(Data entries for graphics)
----------

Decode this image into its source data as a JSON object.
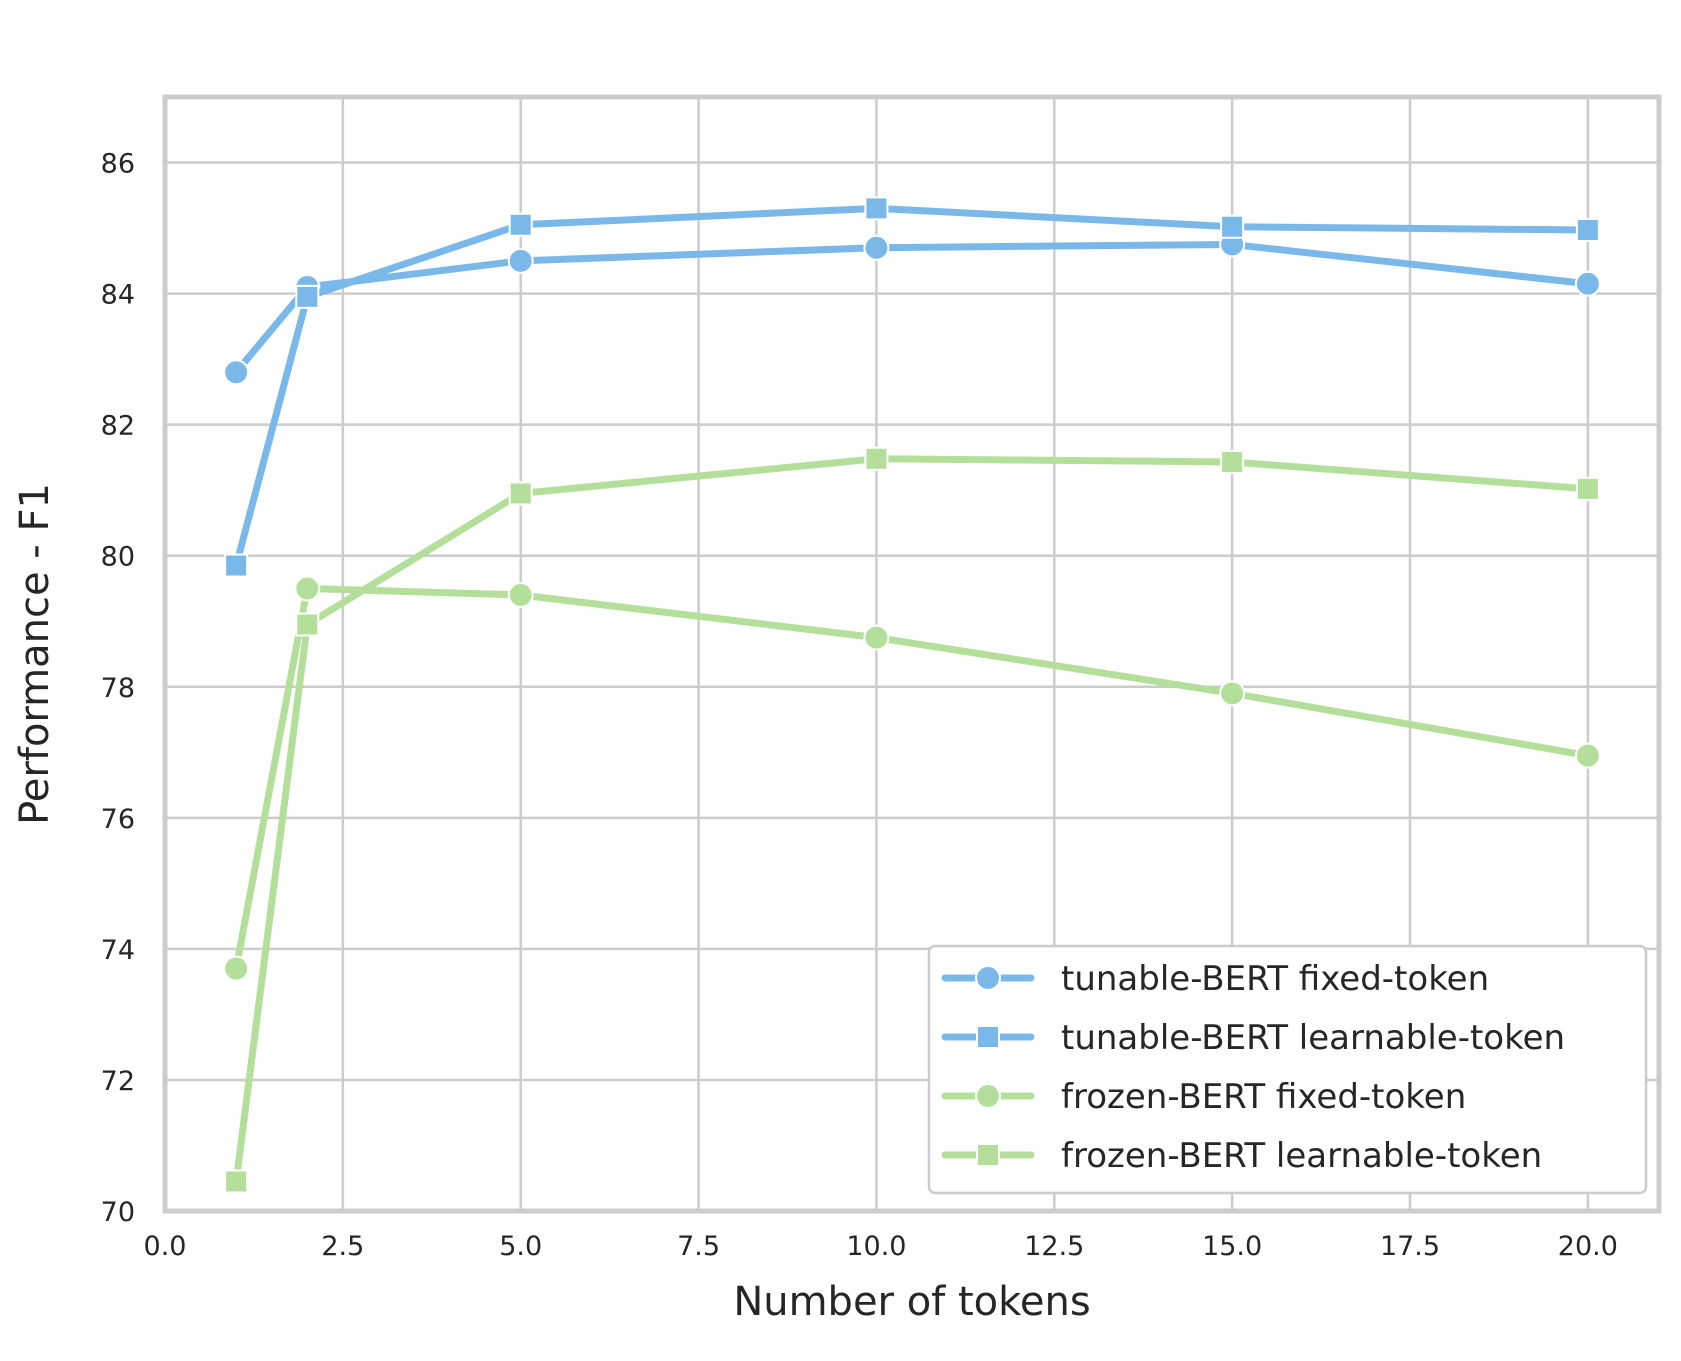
{
  "chart_data": {
    "type": "line",
    "title": "",
    "xlabel": "Number of tokens",
    "ylabel": "Performance - F1",
    "xlim": [
      0.0,
      21.0
    ],
    "ylim": [
      70,
      87
    ],
    "x_ticks": [
      "0.0",
      "2.5",
      "5.0",
      "7.5",
      "10.0",
      "12.5",
      "15.0",
      "17.5",
      "20.0"
    ],
    "y_ticks": [
      "70",
      "72",
      "74",
      "76",
      "78",
      "80",
      "82",
      "84",
      "86"
    ],
    "grid": true,
    "legend_position": "lower-right",
    "x": [
      1,
      2,
      5,
      10,
      15,
      20
    ],
    "series": [
      {
        "name": "tunable-BERT fixed-token",
        "marker": "circle",
        "color": "#7ab8ea",
        "values": [
          82.8,
          84.1,
          84.5,
          84.7,
          84.75,
          84.15
        ]
      },
      {
        "name": "tunable-BERT learnable-token",
        "marker": "square",
        "color": "#7ab8ea",
        "values": [
          79.85,
          83.95,
          85.05,
          85.3,
          85.02,
          84.97
        ]
      },
      {
        "name": "frozen-BERT fixed-token",
        "marker": "circle",
        "color": "#b4df9a",
        "values": [
          73.7,
          79.5,
          79.4,
          78.75,
          77.9,
          76.95
        ]
      },
      {
        "name": "frozen-BERT learnable-token",
        "marker": "square",
        "color": "#b4df9a",
        "values": [
          70.45,
          78.95,
          80.95,
          81.48,
          81.43,
          81.02
        ]
      }
    ]
  }
}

----------

■ **STATED PROBLEM**
With the pictures omitted, reproduce the records in full and exactly.

■ **FINAL ANSWER**
Decode this image into its source data as a JSON object.
{
  "chart_data": {
    "type": "line",
    "title": "",
    "xlabel": "Number of tokens",
    "ylabel": "Performance - F1",
    "xlim": [
      0.0,
      21.0
    ],
    "ylim": [
      70,
      87
    ],
    "x_ticks": [
      "0.0",
      "2.5",
      "5.0",
      "7.5",
      "10.0",
      "12.5",
      "15.0",
      "17.5",
      "20.0"
    ],
    "y_ticks": [
      "70",
      "72",
      "74",
      "76",
      "78",
      "80",
      "82",
      "84",
      "86"
    ],
    "grid": true,
    "legend_position": "lower-right",
    "x": [
      1,
      2,
      5,
      10,
      15,
      20
    ],
    "series": [
      {
        "name": "tunable-BERT fixed-token",
        "marker": "circle",
        "color": "#7ab8ea",
        "values": [
          82.8,
          84.1,
          84.5,
          84.7,
          84.75,
          84.15
        ]
      },
      {
        "name": "tunable-BERT learnable-token",
        "marker": "square",
        "color": "#7ab8ea",
        "values": [
          79.85,
          83.95,
          85.05,
          85.3,
          85.02,
          84.97
        ]
      },
      {
        "name": "frozen-BERT fixed-token",
        "marker": "circle",
        "color": "#b4df9a",
        "values": [
          73.7,
          79.5,
          79.4,
          78.75,
          77.9,
          76.95
        ]
      },
      {
        "name": "frozen-BERT learnable-token",
        "marker": "square",
        "color": "#b4df9a",
        "values": [
          70.45,
          78.95,
          80.95,
          81.48,
          81.43,
          81.02
        ]
      }
    ]
  }
}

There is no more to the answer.